— Begin —

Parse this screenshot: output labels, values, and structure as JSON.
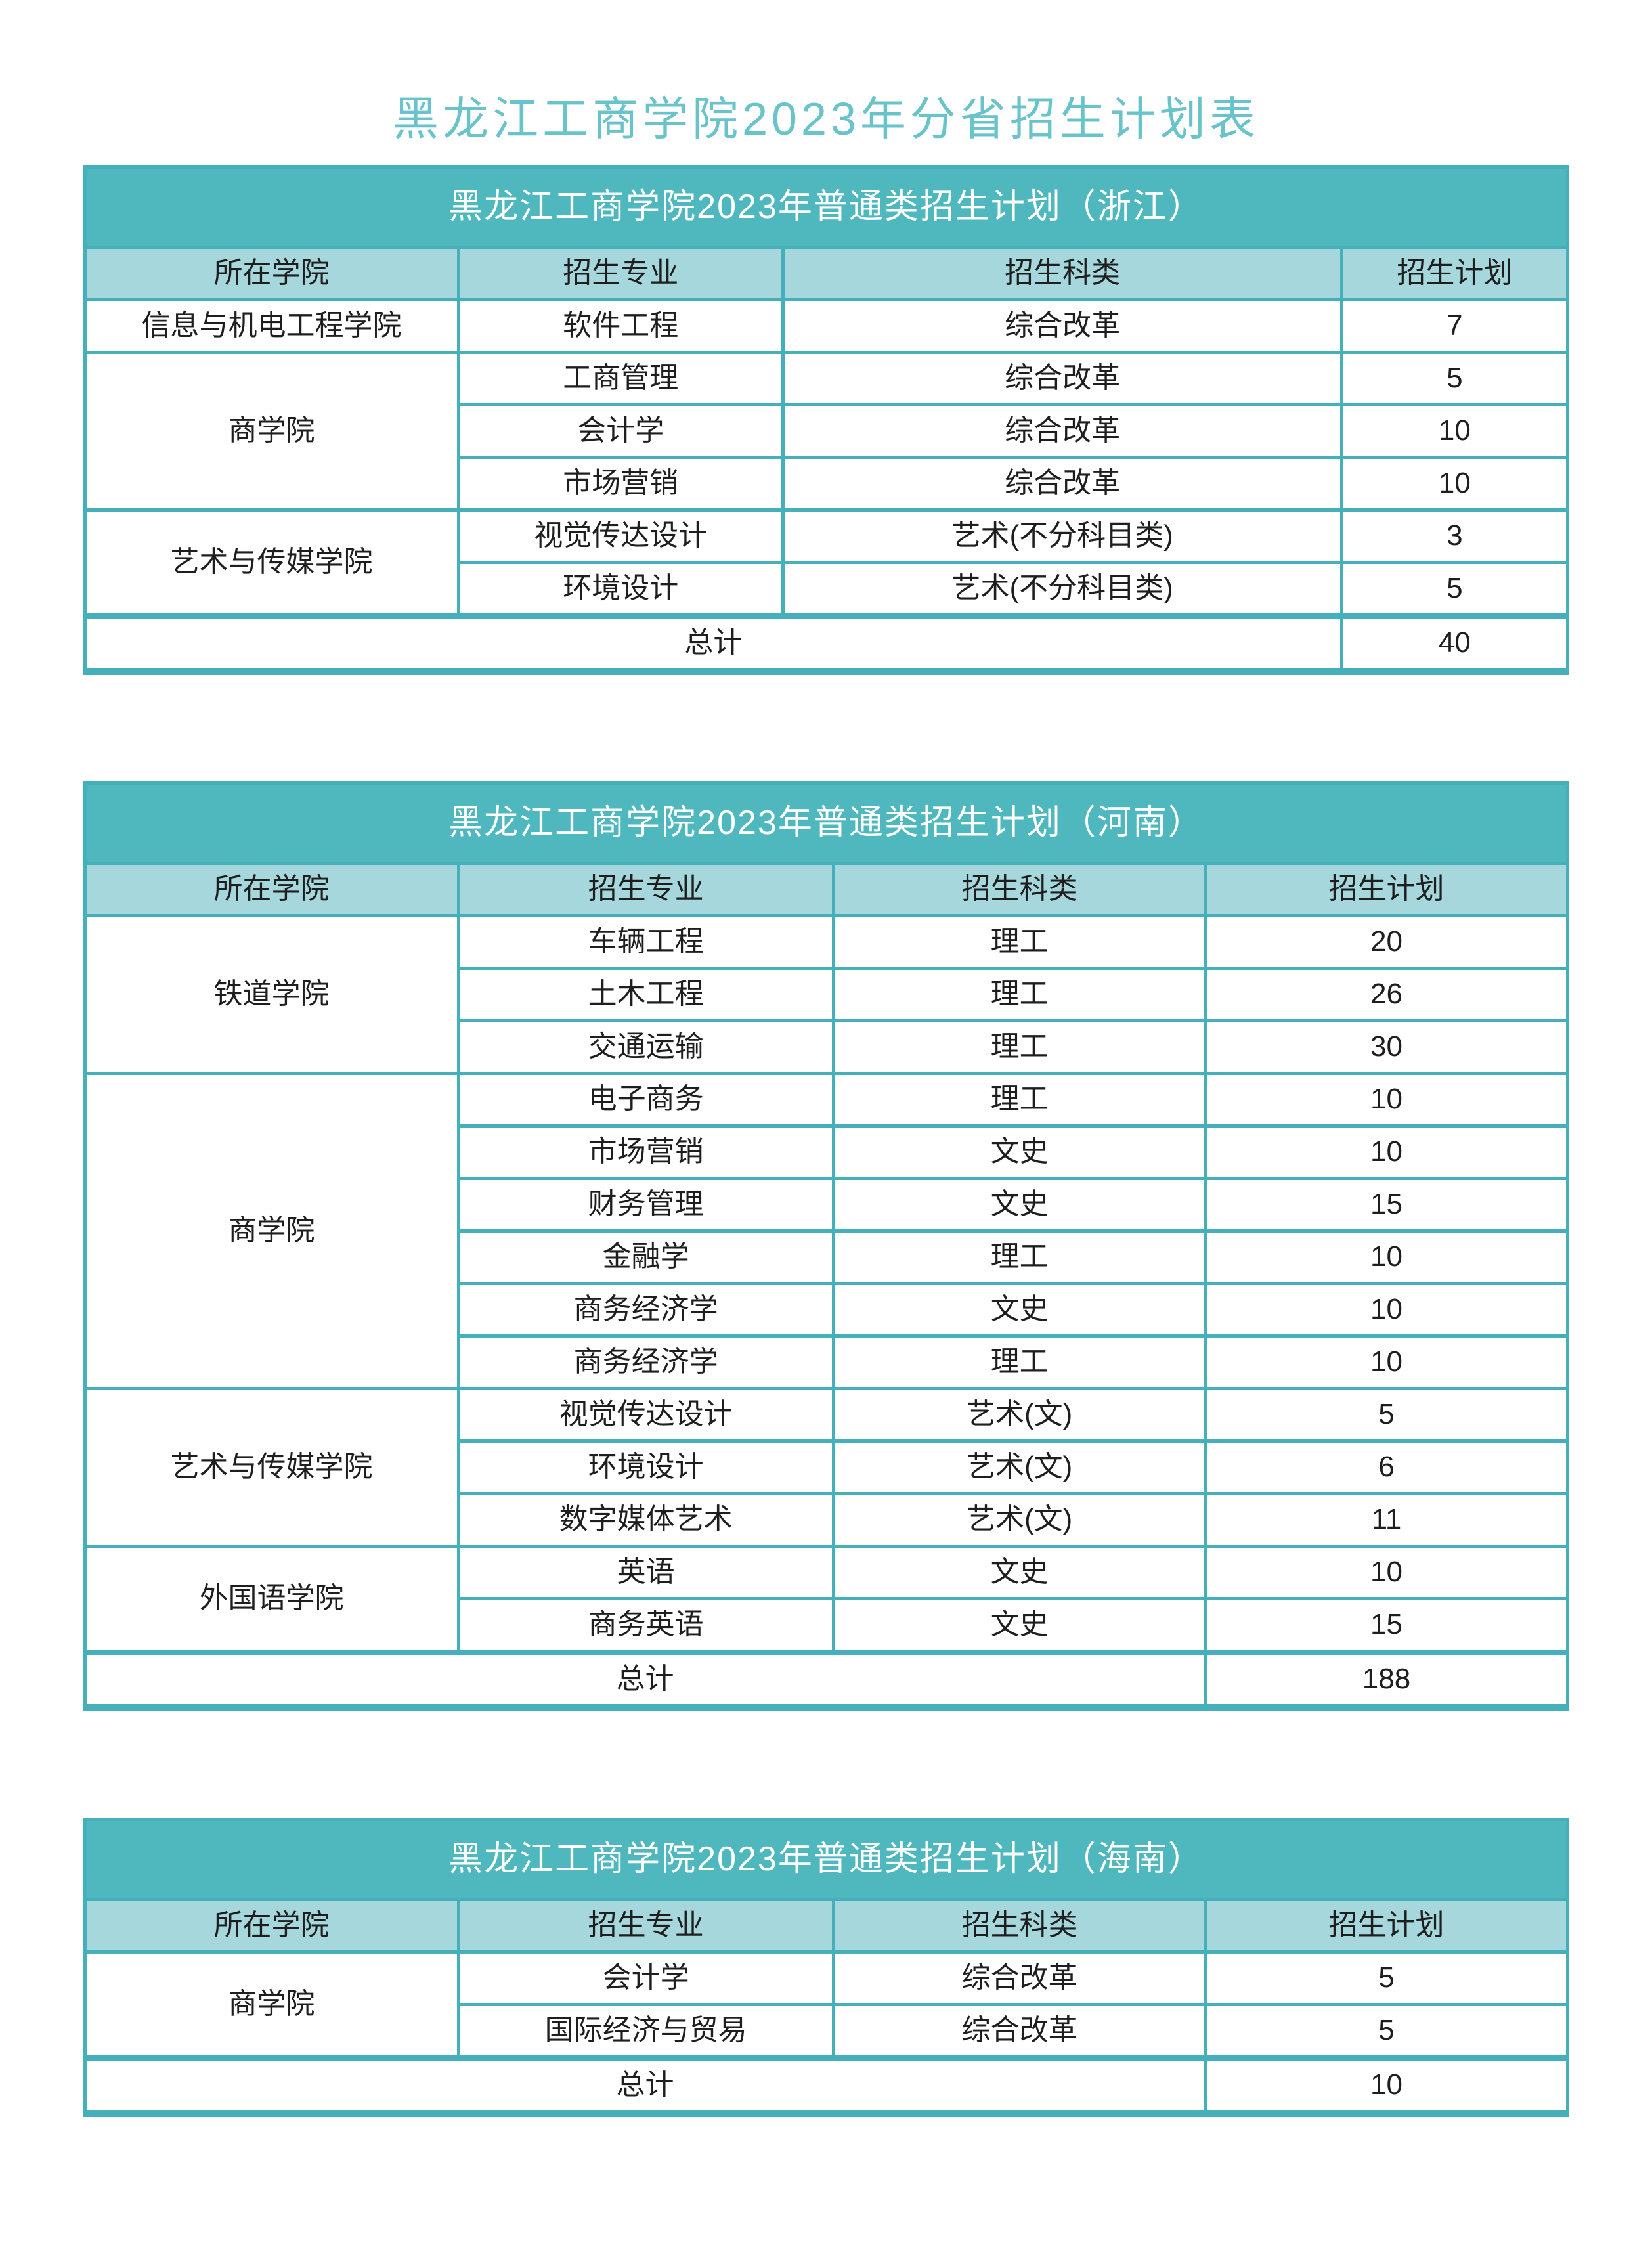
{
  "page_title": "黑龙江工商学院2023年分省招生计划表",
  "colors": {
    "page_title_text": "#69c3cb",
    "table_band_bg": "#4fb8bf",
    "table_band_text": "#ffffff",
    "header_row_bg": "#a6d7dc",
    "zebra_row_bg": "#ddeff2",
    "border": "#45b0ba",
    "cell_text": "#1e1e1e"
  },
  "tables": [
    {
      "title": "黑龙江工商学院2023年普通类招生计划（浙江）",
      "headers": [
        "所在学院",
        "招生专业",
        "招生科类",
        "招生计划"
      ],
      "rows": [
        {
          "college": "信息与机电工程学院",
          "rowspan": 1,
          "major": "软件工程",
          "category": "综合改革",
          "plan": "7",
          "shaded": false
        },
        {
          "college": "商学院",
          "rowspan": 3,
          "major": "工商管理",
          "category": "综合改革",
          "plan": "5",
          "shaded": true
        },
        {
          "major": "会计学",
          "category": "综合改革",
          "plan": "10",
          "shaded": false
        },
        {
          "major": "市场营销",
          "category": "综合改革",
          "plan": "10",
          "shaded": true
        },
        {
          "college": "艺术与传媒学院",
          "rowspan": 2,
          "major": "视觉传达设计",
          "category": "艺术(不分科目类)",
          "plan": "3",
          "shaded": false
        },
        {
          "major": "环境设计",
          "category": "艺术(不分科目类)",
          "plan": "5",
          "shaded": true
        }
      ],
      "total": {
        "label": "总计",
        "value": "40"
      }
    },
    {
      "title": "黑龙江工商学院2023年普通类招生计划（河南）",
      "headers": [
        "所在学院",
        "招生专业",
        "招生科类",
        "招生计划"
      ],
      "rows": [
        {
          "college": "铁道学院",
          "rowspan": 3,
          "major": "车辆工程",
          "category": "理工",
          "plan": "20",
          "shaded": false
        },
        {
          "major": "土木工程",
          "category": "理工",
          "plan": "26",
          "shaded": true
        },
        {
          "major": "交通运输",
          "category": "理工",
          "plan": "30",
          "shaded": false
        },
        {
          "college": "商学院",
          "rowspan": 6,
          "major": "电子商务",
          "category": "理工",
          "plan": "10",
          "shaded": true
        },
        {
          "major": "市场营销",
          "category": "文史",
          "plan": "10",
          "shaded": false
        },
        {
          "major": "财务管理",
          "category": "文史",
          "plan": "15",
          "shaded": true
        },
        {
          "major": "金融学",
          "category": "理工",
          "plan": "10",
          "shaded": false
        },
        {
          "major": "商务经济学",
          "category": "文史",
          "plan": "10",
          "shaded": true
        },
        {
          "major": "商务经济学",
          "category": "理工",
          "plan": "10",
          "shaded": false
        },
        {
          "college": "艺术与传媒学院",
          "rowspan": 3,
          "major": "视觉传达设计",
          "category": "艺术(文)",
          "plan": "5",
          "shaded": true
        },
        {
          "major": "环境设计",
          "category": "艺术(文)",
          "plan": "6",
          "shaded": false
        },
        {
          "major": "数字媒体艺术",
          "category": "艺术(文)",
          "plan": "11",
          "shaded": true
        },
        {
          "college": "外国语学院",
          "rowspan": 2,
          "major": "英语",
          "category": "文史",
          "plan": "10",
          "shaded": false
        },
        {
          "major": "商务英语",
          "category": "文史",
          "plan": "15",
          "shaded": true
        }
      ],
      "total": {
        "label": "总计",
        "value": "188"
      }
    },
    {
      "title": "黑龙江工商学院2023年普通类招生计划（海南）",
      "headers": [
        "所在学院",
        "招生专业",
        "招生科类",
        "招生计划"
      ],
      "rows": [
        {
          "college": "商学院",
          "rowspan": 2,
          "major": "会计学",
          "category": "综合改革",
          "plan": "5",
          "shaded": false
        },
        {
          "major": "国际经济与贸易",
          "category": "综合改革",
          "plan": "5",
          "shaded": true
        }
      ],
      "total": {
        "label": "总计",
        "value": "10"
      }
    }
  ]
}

— End —

Request
Exclude the pictures. Write out the remaining data exactly.

Result
Parse this screenshot: output labels, values, and structure as JSON.
{
  "page_title": "黑龙江工商学院2023年分省招生计划表",
  "colors": {
    "page_title_text": "#69c3cb",
    "table_band_bg": "#4fb8bf",
    "table_band_text": "#ffffff",
    "header_row_bg": "#a6d7dc",
    "zebra_row_bg": "#ddeff2",
    "border": "#45b0ba",
    "cell_text": "#1e1e1e"
  },
  "tables": [
    {
      "title": "黑龙江工商学院2023年普通类招生计划（浙江）",
      "headers": [
        "所在学院",
        "招生专业",
        "招生科类",
        "招生计划"
      ],
      "rows": [
        {
          "college": "信息与机电工程学院",
          "rowspan": 1,
          "major": "软件工程",
          "category": "综合改革",
          "plan": "7",
          "shaded": false
        },
        {
          "college": "商学院",
          "rowspan": 3,
          "major": "工商管理",
          "category": "综合改革",
          "plan": "5",
          "shaded": true
        },
        {
          "major": "会计学",
          "category": "综合改革",
          "plan": "10",
          "shaded": false
        },
        {
          "major": "市场营销",
          "category": "综合改革",
          "plan": "10",
          "shaded": true
        },
        {
          "college": "艺术与传媒学院",
          "rowspan": 2,
          "major": "视觉传达设计",
          "category": "艺术(不分科目类)",
          "plan": "3",
          "shaded": false
        },
        {
          "major": "环境设计",
          "category": "艺术(不分科目类)",
          "plan": "5",
          "shaded": true
        }
      ],
      "total": {
        "label": "总计",
        "value": "40"
      }
    },
    {
      "title": "黑龙江工商学院2023年普通类招生计划（河南）",
      "headers": [
        "所在学院",
        "招生专业",
        "招生科类",
        "招生计划"
      ],
      "rows": [
        {
          "college": "铁道学院",
          "rowspan": 3,
          "major": "车辆工程",
          "category": "理工",
          "plan": "20",
          "shaded": false
        },
        {
          "major": "土木工程",
          "category": "理工",
          "plan": "26",
          "shaded": true
        },
        {
          "major": "交通运输",
          "category": "理工",
          "plan": "30",
          "shaded": false
        },
        {
          "college": "商学院",
          "rowspan": 6,
          "major": "电子商务",
          "category": "理工",
          "plan": "10",
          "shaded": true
        },
        {
          "major": "市场营销",
          "category": "文史",
          "plan": "10",
          "shaded": false
        },
        {
          "major": "财务管理",
          "category": "文史",
          "plan": "15",
          "shaded": true
        },
        {
          "major": "金融学",
          "category": "理工",
          "plan": "10",
          "shaded": false
        },
        {
          "major": "商务经济学",
          "category": "文史",
          "plan": "10",
          "shaded": true
        },
        {
          "major": "商务经济学",
          "category": "理工",
          "plan": "10",
          "shaded": false
        },
        {
          "college": "艺术与传媒学院",
          "rowspan": 3,
          "major": "视觉传达设计",
          "category": "艺术(文)",
          "plan": "5",
          "shaded": true
        },
        {
          "major": "环境设计",
          "category": "艺术(文)",
          "plan": "6",
          "shaded": false
        },
        {
          "major": "数字媒体艺术",
          "category": "艺术(文)",
          "plan": "11",
          "shaded": true
        },
        {
          "college": "外国语学院",
          "rowspan": 2,
          "major": "英语",
          "category": "文史",
          "plan": "10",
          "shaded": false
        },
        {
          "major": "商务英语",
          "category": "文史",
          "plan": "15",
          "shaded": true
        }
      ],
      "total": {
        "label": "总计",
        "value": "188"
      }
    },
    {
      "title": "黑龙江工商学院2023年普通类招生计划（海南）",
      "headers": [
        "所在学院",
        "招生专业",
        "招生科类",
        "招生计划"
      ],
      "rows": [
        {
          "college": "商学院",
          "rowspan": 2,
          "major": "会计学",
          "category": "综合改革",
          "plan": "5",
          "shaded": false
        },
        {
          "major": "国际经济与贸易",
          "category": "综合改革",
          "plan": "5",
          "shaded": true
        }
      ],
      "total": {
        "label": "总计",
        "value": "10"
      }
    }
  ]
}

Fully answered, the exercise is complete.